Extracted material
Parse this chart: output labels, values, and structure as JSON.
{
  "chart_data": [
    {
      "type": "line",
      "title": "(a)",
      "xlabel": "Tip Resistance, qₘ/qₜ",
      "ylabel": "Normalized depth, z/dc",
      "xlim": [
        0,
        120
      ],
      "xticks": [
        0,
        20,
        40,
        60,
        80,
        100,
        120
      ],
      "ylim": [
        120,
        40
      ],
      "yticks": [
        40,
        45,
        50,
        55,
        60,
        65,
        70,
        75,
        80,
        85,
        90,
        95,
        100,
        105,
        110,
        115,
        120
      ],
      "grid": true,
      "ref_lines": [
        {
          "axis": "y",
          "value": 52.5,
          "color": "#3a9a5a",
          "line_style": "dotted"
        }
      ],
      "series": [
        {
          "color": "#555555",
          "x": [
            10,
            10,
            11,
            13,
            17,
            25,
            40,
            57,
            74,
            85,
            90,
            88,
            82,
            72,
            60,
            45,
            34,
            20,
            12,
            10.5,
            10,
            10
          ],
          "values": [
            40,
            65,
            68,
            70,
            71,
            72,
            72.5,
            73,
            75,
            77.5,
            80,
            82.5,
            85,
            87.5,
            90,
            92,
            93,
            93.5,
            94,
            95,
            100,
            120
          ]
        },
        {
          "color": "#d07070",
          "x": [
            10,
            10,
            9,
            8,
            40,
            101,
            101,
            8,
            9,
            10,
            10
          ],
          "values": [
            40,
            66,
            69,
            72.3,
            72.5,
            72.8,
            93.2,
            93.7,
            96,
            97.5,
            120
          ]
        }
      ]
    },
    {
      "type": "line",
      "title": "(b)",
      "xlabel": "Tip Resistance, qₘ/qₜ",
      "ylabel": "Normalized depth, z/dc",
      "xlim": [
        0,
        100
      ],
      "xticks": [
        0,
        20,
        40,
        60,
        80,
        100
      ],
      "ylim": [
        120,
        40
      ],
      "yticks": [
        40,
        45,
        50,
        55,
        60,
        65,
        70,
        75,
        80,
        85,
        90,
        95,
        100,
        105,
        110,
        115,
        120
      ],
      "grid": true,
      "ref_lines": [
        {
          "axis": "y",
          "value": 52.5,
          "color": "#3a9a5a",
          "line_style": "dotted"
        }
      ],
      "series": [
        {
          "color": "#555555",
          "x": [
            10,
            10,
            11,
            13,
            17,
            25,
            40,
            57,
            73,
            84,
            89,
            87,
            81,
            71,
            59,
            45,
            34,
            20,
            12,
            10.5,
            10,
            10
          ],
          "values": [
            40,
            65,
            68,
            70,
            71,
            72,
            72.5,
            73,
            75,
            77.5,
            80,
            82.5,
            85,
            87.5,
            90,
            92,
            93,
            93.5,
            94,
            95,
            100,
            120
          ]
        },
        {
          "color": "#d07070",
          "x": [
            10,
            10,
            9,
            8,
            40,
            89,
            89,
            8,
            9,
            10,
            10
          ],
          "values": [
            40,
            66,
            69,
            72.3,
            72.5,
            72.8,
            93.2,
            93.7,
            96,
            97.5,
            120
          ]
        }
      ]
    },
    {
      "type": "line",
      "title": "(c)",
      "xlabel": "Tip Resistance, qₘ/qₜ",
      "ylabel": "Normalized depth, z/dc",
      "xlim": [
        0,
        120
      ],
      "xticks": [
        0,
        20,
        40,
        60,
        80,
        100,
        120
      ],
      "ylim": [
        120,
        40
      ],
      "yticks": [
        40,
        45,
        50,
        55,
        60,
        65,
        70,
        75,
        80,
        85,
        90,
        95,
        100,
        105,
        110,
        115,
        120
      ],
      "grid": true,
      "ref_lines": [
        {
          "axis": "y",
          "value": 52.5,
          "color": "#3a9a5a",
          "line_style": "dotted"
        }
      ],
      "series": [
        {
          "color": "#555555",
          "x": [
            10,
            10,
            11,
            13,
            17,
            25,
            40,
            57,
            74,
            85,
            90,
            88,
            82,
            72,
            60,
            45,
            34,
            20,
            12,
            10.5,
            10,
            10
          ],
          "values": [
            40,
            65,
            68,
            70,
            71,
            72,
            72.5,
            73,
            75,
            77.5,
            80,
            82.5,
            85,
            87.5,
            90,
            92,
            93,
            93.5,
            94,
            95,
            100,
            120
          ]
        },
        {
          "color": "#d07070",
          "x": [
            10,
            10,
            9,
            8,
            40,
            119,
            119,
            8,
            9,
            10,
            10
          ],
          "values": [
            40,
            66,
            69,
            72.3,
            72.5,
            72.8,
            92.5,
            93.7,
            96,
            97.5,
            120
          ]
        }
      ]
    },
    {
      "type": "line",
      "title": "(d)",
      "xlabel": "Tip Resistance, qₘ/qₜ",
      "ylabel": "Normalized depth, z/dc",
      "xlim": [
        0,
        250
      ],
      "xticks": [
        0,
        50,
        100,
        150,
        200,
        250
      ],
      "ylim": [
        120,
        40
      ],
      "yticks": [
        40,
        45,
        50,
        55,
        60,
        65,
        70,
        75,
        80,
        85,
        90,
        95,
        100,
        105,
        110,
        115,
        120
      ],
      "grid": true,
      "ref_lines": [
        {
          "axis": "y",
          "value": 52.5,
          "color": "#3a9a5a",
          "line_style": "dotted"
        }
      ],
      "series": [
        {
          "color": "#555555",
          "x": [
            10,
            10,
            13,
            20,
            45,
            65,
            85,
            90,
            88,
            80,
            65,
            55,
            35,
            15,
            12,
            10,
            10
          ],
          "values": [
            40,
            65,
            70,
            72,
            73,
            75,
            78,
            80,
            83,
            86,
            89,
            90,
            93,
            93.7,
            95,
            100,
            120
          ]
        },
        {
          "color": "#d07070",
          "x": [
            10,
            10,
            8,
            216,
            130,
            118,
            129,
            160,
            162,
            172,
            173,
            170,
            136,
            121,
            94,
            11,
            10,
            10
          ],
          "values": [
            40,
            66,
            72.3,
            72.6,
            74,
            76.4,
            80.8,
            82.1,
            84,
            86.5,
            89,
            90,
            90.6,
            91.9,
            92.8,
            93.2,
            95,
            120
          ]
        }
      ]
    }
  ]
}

Task to carry out
Retype all of the material above with every character intact.

Output below
Parse this chart: output labels, values, and structure as JSON.
{
  "chart_data": [
    {
      "type": "line",
      "title": "(a)",
      "xlabel": "Tip Resistance, qₘ/qₜ",
      "ylabel": "Normalized depth, z/dc",
      "xlim": [
        0,
        120
      ],
      "xticks": [
        0,
        20,
        40,
        60,
        80,
        100,
        120
      ],
      "ylim": [
        120,
        40
      ],
      "yticks": [
        40,
        45,
        50,
        55,
        60,
        65,
        70,
        75,
        80,
        85,
        90,
        95,
        100,
        105,
        110,
        115,
        120
      ],
      "grid": true,
      "ref_lines": [
        {
          "axis": "y",
          "value": 52.5,
          "color": "#3a9a5a",
          "line_style": "dotted"
        }
      ],
      "series": [
        {
          "color": "#555555",
          "x": [
            10,
            10,
            11,
            13,
            17,
            25,
            40,
            57,
            74,
            85,
            90,
            88,
            82,
            72,
            60,
            45,
            34,
            20,
            12,
            10.5,
            10,
            10
          ],
          "values": [
            40,
            65,
            68,
            70,
            71,
            72,
            72.5,
            73,
            75,
            77.5,
            80,
            82.5,
            85,
            87.5,
            90,
            92,
            93,
            93.5,
            94,
            95,
            100,
            120
          ]
        },
        {
          "color": "#d07070",
          "x": [
            10,
            10,
            9,
            8,
            40,
            101,
            101,
            8,
            9,
            10,
            10
          ],
          "values": [
            40,
            66,
            69,
            72.3,
            72.5,
            72.8,
            93.2,
            93.7,
            96,
            97.5,
            120
          ]
        }
      ]
    },
    {
      "type": "line",
      "title": "(b)",
      "xlabel": "Tip Resistance, qₘ/qₜ",
      "ylabel": "Normalized depth, z/dc",
      "xlim": [
        0,
        100
      ],
      "xticks": [
        0,
        20,
        40,
        60,
        80,
        100
      ],
      "ylim": [
        120,
        40
      ],
      "yticks": [
        40,
        45,
        50,
        55,
        60,
        65,
        70,
        75,
        80,
        85,
        90,
        95,
        100,
        105,
        110,
        115,
        120
      ],
      "grid": true,
      "ref_lines": [
        {
          "axis": "y",
          "value": 52.5,
          "color": "#3a9a5a",
          "line_style": "dotted"
        }
      ],
      "series": [
        {
          "color": "#555555",
          "x": [
            10,
            10,
            11,
            13,
            17,
            25,
            40,
            57,
            73,
            84,
            89,
            87,
            81,
            71,
            59,
            45,
            34,
            20,
            12,
            10.5,
            10,
            10
          ],
          "values": [
            40,
            65,
            68,
            70,
            71,
            72,
            72.5,
            73,
            75,
            77.5,
            80,
            82.5,
            85,
            87.5,
            90,
            92,
            93,
            93.5,
            94,
            95,
            100,
            120
          ]
        },
        {
          "color": "#d07070",
          "x": [
            10,
            10,
            9,
            8,
            40,
            89,
            89,
            8,
            9,
            10,
            10
          ],
          "values": [
            40,
            66,
            69,
            72.3,
            72.5,
            72.8,
            93.2,
            93.7,
            96,
            97.5,
            120
          ]
        }
      ]
    },
    {
      "type": "line",
      "title": "(c)",
      "xlabel": "Tip Resistance, qₘ/qₜ",
      "ylabel": "Normalized depth, z/dc",
      "xlim": [
        0,
        120
      ],
      "xticks": [
        0,
        20,
        40,
        60,
        80,
        100,
        120
      ],
      "ylim": [
        120,
        40
      ],
      "yticks": [
        40,
        45,
        50,
        55,
        60,
        65,
        70,
        75,
        80,
        85,
        90,
        95,
        100,
        105,
        110,
        115,
        120
      ],
      "grid": true,
      "ref_lines": [
        {
          "axis": "y",
          "value": 52.5,
          "color": "#3a9a5a",
          "line_style": "dotted"
        }
      ],
      "series": [
        {
          "color": "#555555",
          "x": [
            10,
            10,
            11,
            13,
            17,
            25,
            40,
            57,
            74,
            85,
            90,
            88,
            82,
            72,
            60,
            45,
            34,
            20,
            12,
            10.5,
            10,
            10
          ],
          "values": [
            40,
            65,
            68,
            70,
            71,
            72,
            72.5,
            73,
            75,
            77.5,
            80,
            82.5,
            85,
            87.5,
            90,
            92,
            93,
            93.5,
            94,
            95,
            100,
            120
          ]
        },
        {
          "color": "#d07070",
          "x": [
            10,
            10,
            9,
            8,
            40,
            119,
            119,
            8,
            9,
            10,
            10
          ],
          "values": [
            40,
            66,
            69,
            72.3,
            72.5,
            72.8,
            92.5,
            93.7,
            96,
            97.5,
            120
          ]
        }
      ]
    },
    {
      "type": "line",
      "title": "(d)",
      "xlabel": "Tip Resistance, qₘ/qₜ",
      "ylabel": "Normalized depth, z/dc",
      "xlim": [
        0,
        250
      ],
      "xticks": [
        0,
        50,
        100,
        150,
        200,
        250
      ],
      "ylim": [
        120,
        40
      ],
      "yticks": [
        40,
        45,
        50,
        55,
        60,
        65,
        70,
        75,
        80,
        85,
        90,
        95,
        100,
        105,
        110,
        115,
        120
      ],
      "grid": true,
      "ref_lines": [
        {
          "axis": "y",
          "value": 52.5,
          "color": "#3a9a5a",
          "line_style": "dotted"
        }
      ],
      "series": [
        {
          "color": "#555555",
          "x": [
            10,
            10,
            13,
            20,
            45,
            65,
            85,
            90,
            88,
            80,
            65,
            55,
            35,
            15,
            12,
            10,
            10
          ],
          "values": [
            40,
            65,
            70,
            72,
            73,
            75,
            78,
            80,
            83,
            86,
            89,
            90,
            93,
            93.7,
            95,
            100,
            120
          ]
        },
        {
          "color": "#d07070",
          "x": [
            10,
            10,
            8,
            216,
            130,
            118,
            129,
            160,
            162,
            172,
            173,
            170,
            136,
            121,
            94,
            11,
            10,
            10
          ],
          "values": [
            40,
            66,
            72.3,
            72.6,
            74,
            76.4,
            80.8,
            82.1,
            84,
            86.5,
            89,
            90,
            90.6,
            91.9,
            92.8,
            93.2,
            95,
            120
          ]
        }
      ]
    }
  ]
}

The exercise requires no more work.